Objective:
In the material below, the lines containing the word "dddd" are required; copy each of them.

(Records contained in a dataset)

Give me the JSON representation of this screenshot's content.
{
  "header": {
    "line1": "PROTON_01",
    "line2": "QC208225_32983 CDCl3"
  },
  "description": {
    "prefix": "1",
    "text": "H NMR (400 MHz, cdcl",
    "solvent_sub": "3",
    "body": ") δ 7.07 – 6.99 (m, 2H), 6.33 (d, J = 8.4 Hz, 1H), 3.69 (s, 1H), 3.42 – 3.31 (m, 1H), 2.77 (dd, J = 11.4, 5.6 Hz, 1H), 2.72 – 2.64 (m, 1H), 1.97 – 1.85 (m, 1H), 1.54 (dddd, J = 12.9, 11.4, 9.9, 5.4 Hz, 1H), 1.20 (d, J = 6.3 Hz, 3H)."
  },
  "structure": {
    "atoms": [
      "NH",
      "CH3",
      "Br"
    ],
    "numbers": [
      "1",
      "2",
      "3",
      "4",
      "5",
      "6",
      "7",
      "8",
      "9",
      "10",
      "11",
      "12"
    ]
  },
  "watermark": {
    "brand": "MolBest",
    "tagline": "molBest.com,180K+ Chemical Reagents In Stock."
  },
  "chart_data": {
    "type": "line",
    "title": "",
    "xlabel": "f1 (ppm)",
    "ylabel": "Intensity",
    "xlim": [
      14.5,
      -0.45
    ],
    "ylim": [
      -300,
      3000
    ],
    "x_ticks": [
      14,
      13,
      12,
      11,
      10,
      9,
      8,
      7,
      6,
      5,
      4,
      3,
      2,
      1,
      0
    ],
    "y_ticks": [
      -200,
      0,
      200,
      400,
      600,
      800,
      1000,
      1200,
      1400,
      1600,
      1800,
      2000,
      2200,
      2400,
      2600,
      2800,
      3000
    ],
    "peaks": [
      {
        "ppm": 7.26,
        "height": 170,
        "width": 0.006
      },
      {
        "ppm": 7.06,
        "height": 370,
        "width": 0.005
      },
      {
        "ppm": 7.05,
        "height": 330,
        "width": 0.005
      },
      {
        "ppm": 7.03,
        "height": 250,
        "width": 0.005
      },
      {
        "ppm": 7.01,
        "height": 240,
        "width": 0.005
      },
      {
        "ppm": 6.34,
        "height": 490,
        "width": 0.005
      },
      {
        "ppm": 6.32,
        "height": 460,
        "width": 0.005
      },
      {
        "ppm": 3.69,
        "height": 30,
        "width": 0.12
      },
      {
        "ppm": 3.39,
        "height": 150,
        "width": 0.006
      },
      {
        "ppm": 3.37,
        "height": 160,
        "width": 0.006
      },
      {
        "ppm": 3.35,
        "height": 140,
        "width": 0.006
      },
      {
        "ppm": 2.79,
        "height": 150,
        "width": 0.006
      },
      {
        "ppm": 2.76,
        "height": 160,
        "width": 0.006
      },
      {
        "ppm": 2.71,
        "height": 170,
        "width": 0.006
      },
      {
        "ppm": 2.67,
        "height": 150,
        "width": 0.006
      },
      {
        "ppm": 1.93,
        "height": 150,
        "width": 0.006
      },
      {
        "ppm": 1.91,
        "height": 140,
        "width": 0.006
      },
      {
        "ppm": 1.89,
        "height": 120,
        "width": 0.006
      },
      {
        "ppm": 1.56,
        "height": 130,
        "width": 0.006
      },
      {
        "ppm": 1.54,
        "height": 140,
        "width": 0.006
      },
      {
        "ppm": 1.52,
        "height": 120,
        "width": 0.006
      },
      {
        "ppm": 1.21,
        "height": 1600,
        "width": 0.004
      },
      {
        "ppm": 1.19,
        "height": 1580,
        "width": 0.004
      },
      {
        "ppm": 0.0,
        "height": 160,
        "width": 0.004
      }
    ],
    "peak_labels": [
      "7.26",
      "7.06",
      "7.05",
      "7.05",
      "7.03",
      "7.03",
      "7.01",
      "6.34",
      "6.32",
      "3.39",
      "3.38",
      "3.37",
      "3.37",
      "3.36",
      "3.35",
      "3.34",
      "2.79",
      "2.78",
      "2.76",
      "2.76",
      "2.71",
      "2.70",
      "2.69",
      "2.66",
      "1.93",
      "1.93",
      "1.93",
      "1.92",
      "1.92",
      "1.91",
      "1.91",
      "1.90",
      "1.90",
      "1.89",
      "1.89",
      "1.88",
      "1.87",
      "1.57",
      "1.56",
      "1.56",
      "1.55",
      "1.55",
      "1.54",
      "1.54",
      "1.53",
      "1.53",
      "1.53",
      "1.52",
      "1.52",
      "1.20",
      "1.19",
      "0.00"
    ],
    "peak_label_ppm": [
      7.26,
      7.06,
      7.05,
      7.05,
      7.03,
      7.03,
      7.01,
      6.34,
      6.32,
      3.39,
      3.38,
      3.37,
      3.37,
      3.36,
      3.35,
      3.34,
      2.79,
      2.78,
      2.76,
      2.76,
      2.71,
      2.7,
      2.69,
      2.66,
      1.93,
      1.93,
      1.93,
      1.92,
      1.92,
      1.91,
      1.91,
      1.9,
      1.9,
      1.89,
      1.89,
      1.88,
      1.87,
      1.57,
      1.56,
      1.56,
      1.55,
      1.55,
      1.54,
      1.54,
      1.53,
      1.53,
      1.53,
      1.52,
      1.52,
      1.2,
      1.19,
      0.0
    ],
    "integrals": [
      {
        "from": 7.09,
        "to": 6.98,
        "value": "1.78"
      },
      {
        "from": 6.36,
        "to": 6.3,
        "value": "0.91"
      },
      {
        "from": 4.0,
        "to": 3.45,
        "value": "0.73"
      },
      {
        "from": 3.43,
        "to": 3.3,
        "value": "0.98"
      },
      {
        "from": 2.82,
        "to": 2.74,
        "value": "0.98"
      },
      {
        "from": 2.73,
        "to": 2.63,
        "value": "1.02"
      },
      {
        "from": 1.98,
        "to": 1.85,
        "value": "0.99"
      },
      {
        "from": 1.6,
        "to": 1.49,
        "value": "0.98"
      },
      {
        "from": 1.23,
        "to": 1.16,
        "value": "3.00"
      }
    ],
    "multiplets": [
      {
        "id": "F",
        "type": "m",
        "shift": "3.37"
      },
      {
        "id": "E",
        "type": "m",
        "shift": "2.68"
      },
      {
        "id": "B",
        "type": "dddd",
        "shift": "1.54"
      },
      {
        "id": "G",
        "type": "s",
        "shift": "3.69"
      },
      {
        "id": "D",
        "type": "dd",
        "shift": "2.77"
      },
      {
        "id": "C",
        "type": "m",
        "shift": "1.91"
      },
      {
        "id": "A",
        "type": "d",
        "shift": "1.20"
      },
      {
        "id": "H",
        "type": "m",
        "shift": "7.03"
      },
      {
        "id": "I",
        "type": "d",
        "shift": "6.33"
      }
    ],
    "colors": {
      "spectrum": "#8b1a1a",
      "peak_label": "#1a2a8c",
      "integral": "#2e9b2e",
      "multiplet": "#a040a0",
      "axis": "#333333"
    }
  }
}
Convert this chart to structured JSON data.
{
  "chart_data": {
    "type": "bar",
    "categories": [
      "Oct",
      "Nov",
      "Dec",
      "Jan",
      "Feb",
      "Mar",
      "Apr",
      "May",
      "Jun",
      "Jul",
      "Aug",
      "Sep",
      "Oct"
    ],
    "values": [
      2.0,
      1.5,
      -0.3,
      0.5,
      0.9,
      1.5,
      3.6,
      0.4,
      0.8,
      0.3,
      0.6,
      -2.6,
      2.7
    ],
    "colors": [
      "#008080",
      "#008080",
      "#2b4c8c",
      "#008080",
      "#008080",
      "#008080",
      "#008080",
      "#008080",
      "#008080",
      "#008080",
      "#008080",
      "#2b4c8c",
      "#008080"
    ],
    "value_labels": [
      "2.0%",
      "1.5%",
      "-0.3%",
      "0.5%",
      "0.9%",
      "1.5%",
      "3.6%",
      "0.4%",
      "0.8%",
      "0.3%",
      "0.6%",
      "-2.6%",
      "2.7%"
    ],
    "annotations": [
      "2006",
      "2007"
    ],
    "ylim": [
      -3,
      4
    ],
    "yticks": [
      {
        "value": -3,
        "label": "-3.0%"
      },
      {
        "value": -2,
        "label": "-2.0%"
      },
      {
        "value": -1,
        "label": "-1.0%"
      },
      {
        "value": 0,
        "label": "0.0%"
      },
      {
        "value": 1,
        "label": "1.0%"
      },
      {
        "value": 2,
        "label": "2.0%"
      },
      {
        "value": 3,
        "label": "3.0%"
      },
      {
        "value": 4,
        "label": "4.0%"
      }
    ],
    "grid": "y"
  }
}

Exercise solution:
    "body": ") δ 7.07 – 6.99 (m, 2H), 6.33 (d, J = 8.4 Hz, 1H), 3.69 (s, 1H), 3.42 – 3.31 (m, 1H), 2.77 (dd, J = 11.4, 5.6 Hz, 1H), 2.72 – 2.64 (m, 1H), 1.97 – 1.85 (m, 1H), 1.54 (dddd, J = 12.9, 11.4, 9.9, 5.4 Hz, 1H), 1.20 (d, J = 6.3 Hz, 3H)."
        "type": "dddd",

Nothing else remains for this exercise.